• Description of the task: Return the rows word for word, from the very first one through the row that contains "itemize the components", with both ends included. Leave the pictures out.

• Records for this exercise:
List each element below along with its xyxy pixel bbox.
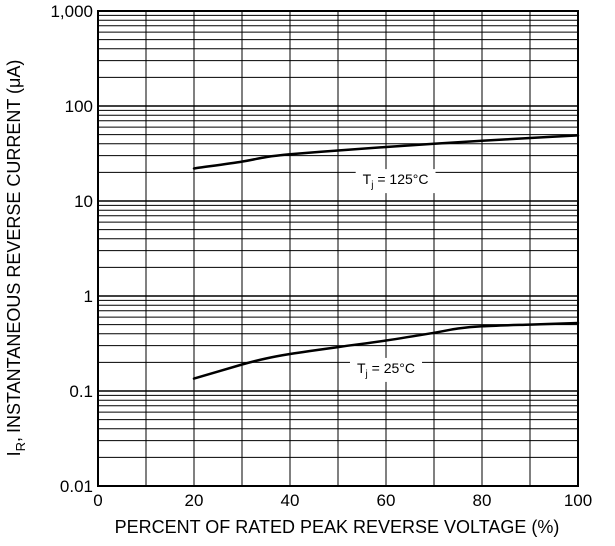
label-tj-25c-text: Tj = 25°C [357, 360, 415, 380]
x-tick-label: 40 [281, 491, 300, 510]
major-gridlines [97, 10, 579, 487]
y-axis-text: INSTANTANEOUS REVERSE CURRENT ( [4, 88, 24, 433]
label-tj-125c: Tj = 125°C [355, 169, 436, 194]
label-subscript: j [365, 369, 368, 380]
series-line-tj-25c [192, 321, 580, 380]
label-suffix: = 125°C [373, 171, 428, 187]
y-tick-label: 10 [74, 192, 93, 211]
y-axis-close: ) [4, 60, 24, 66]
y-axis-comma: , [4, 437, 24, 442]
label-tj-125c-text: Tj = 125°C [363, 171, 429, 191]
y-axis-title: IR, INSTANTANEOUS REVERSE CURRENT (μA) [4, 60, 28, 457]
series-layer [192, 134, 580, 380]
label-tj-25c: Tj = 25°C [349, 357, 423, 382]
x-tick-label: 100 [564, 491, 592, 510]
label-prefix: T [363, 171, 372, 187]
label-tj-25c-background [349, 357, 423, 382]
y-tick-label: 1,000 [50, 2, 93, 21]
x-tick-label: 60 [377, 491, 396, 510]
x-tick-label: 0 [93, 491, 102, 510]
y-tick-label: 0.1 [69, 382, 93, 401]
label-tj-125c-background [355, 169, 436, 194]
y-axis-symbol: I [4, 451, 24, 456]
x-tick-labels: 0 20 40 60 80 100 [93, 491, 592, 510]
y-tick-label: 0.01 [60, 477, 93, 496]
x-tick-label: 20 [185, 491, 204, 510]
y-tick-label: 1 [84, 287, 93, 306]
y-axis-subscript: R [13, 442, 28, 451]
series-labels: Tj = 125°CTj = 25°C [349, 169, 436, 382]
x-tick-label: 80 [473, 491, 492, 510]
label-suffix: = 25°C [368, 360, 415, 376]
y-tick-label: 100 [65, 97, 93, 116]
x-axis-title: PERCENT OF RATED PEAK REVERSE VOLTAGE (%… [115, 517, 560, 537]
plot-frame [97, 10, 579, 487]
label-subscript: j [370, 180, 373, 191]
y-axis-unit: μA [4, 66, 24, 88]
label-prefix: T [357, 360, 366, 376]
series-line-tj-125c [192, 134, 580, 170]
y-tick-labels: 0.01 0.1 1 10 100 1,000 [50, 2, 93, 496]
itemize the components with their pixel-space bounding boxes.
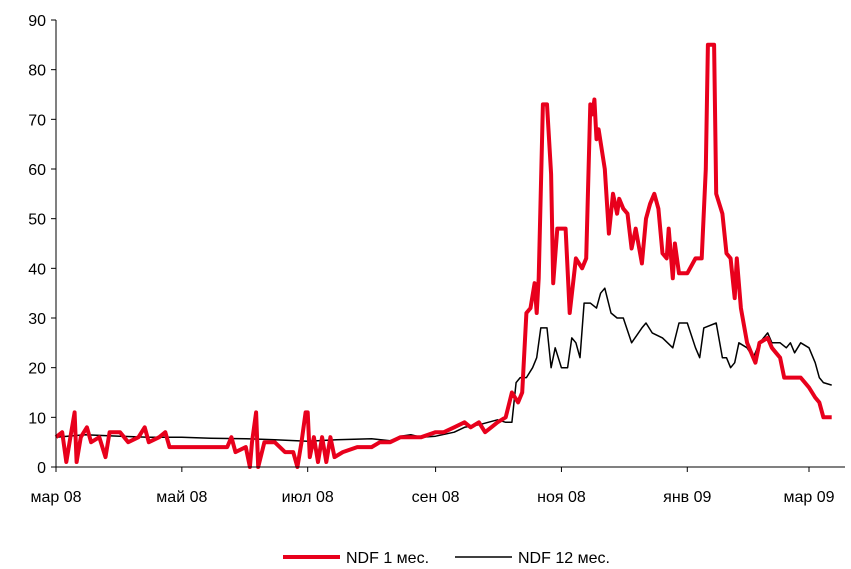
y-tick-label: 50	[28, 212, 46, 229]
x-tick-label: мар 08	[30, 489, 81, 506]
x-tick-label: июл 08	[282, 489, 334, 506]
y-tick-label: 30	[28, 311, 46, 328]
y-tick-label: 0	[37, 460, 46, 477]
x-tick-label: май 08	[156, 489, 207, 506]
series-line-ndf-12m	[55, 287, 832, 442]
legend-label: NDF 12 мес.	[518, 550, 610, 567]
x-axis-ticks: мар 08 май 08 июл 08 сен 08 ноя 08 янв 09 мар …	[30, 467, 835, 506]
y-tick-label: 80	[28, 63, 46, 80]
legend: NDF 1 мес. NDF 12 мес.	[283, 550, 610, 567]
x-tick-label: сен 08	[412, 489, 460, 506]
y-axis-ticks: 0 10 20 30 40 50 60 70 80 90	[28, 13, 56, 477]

• Result of this task:
List each element below along with its xyxy pixel bbox.
label-tj-25c-text: Tj = 25°C [357, 360, 415, 380]
x-tick-label: 40 [281, 491, 300, 510]
major-gridlines [97, 10, 579, 487]
y-axis-text: INSTANTANEOUS REVERSE CURRENT ( [4, 88, 24, 433]
label-tj-125c: Tj = 125°C [355, 169, 436, 194]
label-subscript: j [365, 369, 368, 380]
series-line-tj-25c [192, 321, 580, 380]
label-suffix: = 125°C [373, 171, 428, 187]
y-tick-label: 10 [74, 192, 93, 211]
y-axis-close: ) [4, 60, 24, 66]
y-axis-comma: , [4, 437, 24, 442]
label-tj-125c-text: Tj = 125°C [363, 171, 429, 191]
y-axis-title: IR, INSTANTANEOUS REVERSE CURRENT (μA) [4, 60, 28, 457]
series-layer [192, 134, 580, 380]
label-tj-25c: Tj = 25°C [349, 357, 423, 382]
x-tick-label: 100 [564, 491, 592, 510]
label-prefix: T [363, 171, 372, 187]
label-tj-25c-background [349, 357, 423, 382]
y-tick-label: 1,000 [50, 2, 93, 21]
x-tick-label: 60 [377, 491, 396, 510]
x-tick-label: 0 [93, 491, 102, 510]
y-tick-label: 0.1 [69, 382, 93, 401]
label-tj-125c-background [355, 169, 436, 194]
y-axis-symbol: I [4, 451, 24, 456]
x-tick-labels: 0 20 40 60 80 100 [93, 491, 592, 510]
y-tick-label: 0.01 [60, 477, 93, 496]
x-tick-label: 20 [185, 491, 204, 510]
y-tick-label: 1 [84, 287, 93, 306]
y-axis-subscript: R [13, 442, 28, 451]
series-labels: Tj = 125°CTj = 25°C [349, 169, 436, 382]
x-tick-label: 80 [473, 491, 492, 510]
label-suffix: = 25°C [368, 360, 415, 376]
y-tick-label: 100 [65, 97, 93, 116]
x-axis-title: PERCENT OF RATED PEAK REVERSE VOLTAGE (%… [115, 517, 560, 537]
plot-frame [97, 10, 579, 487]
label-subscript: j [370, 180, 373, 191]
y-axis-unit: μA [4, 66, 24, 88]
label-prefix: T [357, 360, 366, 376]
series-line-tj-125c [192, 134, 580, 170]
y-tick-labels: 0.01 0.1 1 10 100 1,000 [50, 2, 93, 496]
itemize the components with their pixel-space bounding boxes.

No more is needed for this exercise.